══ EXTRACTED DATA ══

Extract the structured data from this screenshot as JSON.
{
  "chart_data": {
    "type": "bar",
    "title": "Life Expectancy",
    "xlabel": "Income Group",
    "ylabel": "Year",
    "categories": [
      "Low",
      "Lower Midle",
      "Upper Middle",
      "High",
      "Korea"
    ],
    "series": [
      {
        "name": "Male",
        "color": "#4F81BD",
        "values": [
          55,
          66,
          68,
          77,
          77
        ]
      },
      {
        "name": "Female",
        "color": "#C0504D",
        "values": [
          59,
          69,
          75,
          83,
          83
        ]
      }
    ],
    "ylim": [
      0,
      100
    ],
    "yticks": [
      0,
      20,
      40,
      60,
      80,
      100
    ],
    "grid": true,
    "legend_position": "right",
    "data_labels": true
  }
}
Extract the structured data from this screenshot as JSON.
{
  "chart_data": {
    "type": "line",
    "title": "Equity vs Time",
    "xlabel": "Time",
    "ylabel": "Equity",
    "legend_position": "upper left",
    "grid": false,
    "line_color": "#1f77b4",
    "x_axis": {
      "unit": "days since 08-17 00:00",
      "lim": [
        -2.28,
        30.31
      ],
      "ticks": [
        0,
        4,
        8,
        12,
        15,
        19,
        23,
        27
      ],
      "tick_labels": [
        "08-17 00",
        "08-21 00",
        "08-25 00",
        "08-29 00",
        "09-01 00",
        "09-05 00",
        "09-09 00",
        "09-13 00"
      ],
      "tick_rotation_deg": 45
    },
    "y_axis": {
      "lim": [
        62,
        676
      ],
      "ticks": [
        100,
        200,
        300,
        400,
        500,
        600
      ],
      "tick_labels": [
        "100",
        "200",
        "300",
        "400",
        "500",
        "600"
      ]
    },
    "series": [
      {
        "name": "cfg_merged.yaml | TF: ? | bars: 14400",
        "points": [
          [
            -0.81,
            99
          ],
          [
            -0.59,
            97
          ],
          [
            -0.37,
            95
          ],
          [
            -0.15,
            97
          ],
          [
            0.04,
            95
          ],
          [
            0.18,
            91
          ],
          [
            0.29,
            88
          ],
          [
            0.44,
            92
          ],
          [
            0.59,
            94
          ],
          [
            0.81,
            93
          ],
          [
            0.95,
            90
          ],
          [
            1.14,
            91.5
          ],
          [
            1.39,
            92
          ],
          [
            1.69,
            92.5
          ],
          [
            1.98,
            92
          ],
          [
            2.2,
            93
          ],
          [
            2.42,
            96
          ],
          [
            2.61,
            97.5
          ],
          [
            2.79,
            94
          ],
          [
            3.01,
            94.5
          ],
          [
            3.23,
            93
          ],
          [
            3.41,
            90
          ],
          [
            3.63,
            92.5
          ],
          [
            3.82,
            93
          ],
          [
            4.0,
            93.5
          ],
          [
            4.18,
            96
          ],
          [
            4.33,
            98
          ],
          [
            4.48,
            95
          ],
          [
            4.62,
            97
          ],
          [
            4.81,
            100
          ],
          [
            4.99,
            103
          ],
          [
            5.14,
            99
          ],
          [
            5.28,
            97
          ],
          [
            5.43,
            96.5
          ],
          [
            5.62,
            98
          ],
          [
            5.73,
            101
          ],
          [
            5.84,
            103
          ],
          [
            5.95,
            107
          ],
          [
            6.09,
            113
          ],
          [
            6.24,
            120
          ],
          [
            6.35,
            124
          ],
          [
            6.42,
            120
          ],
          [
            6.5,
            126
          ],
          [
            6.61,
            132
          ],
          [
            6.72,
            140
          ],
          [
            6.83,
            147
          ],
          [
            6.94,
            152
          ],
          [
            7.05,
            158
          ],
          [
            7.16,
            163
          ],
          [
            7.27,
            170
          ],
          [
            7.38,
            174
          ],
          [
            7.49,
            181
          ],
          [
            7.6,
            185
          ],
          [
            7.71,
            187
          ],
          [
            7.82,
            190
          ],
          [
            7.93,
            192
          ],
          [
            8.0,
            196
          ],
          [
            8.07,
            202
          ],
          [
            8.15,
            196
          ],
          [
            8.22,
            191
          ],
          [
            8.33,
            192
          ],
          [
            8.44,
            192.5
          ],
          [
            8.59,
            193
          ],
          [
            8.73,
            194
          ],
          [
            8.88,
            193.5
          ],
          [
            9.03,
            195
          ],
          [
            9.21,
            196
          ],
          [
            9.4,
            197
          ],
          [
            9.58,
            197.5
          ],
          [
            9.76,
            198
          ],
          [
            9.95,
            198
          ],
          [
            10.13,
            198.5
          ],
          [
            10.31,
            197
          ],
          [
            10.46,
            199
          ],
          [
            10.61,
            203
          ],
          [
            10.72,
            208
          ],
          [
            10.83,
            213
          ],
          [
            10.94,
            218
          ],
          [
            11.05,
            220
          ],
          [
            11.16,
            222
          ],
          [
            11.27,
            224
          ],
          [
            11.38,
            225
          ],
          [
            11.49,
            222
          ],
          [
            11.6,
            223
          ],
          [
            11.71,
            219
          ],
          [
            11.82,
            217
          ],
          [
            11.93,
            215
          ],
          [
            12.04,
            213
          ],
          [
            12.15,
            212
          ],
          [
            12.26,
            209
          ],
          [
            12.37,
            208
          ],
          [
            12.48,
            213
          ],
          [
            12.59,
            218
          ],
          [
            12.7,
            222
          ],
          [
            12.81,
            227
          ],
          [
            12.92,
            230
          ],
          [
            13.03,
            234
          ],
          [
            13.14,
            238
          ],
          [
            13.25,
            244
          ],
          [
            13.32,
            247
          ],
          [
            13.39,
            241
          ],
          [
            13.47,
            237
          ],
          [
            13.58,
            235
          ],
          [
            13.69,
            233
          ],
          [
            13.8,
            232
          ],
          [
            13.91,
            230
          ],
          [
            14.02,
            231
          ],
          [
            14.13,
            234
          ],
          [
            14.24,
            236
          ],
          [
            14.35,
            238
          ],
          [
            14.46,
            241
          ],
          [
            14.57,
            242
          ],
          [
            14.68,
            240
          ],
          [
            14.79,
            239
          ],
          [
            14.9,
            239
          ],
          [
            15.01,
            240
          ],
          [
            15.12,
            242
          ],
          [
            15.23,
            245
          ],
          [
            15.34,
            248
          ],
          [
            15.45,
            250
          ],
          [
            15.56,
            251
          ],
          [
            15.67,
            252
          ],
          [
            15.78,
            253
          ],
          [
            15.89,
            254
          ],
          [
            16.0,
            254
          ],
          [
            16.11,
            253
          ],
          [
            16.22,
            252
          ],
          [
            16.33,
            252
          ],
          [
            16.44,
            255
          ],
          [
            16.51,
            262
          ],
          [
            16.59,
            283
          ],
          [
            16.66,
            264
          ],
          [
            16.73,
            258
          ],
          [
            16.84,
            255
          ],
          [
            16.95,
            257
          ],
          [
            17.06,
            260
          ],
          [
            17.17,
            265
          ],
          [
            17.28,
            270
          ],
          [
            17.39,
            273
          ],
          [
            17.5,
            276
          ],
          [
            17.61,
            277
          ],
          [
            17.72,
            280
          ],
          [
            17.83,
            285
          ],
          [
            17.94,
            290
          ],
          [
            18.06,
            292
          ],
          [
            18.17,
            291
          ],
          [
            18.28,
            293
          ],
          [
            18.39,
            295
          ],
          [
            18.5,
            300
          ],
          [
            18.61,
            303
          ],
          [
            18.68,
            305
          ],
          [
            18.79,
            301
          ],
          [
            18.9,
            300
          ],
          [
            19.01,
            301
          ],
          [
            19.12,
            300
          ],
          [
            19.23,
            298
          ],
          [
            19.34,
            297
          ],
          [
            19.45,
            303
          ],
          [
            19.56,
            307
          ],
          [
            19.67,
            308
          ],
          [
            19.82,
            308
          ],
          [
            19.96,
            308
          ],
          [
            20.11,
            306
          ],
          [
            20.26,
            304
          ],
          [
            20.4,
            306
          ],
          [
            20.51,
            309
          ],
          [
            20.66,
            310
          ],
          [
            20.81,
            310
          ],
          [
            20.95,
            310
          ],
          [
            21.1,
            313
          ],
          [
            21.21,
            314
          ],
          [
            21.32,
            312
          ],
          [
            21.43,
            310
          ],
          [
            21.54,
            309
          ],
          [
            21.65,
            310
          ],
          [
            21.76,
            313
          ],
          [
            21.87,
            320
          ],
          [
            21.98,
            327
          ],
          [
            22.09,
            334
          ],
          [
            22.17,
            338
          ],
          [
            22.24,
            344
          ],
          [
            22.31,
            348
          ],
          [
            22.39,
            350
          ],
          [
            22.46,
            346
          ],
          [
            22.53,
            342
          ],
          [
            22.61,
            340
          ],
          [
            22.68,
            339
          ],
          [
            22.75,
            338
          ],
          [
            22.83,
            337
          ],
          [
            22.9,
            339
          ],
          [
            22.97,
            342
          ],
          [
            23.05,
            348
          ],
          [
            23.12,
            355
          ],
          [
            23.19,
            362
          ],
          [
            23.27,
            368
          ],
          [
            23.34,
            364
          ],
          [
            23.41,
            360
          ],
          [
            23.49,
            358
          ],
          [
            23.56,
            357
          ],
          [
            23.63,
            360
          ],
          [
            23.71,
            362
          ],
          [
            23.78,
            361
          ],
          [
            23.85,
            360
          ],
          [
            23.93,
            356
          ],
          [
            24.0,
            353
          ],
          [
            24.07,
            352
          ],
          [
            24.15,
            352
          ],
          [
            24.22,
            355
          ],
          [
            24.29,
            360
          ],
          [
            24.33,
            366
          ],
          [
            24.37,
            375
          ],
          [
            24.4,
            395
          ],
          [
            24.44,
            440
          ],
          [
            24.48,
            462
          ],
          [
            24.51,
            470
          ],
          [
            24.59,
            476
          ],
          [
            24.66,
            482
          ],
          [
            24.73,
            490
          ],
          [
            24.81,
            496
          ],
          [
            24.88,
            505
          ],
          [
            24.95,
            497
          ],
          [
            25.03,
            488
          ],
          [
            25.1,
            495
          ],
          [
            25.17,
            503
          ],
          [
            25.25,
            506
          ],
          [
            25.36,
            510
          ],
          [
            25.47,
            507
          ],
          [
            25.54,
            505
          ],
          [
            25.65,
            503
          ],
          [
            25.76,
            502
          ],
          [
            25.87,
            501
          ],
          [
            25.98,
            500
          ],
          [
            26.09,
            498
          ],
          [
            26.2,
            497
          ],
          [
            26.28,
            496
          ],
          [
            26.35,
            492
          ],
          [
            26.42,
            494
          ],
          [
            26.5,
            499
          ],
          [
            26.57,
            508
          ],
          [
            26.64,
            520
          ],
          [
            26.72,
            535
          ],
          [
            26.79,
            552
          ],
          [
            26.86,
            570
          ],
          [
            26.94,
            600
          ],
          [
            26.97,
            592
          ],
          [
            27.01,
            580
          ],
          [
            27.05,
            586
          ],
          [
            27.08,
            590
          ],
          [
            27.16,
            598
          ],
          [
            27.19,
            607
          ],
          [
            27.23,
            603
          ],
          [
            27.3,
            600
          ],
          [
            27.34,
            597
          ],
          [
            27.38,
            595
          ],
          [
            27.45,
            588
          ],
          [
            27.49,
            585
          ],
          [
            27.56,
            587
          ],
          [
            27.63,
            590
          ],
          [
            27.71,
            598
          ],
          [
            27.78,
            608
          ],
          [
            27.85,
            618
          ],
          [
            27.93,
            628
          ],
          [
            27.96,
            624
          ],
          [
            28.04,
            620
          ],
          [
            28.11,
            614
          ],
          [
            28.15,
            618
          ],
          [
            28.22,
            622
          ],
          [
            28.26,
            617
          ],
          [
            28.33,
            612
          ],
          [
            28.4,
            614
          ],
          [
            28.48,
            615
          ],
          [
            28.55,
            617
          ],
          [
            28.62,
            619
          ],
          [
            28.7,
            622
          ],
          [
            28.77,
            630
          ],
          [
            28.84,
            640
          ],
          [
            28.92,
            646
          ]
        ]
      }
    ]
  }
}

═══

## DIRECTIONS FOR THIS TASK
From the entries above, copy every line that holds the word "name".

## RIGHT ANSWER
        "name": "Male",
        "name": "Female",
        "name": "cfg_merged.yaml | TF: ? | bars: 14400",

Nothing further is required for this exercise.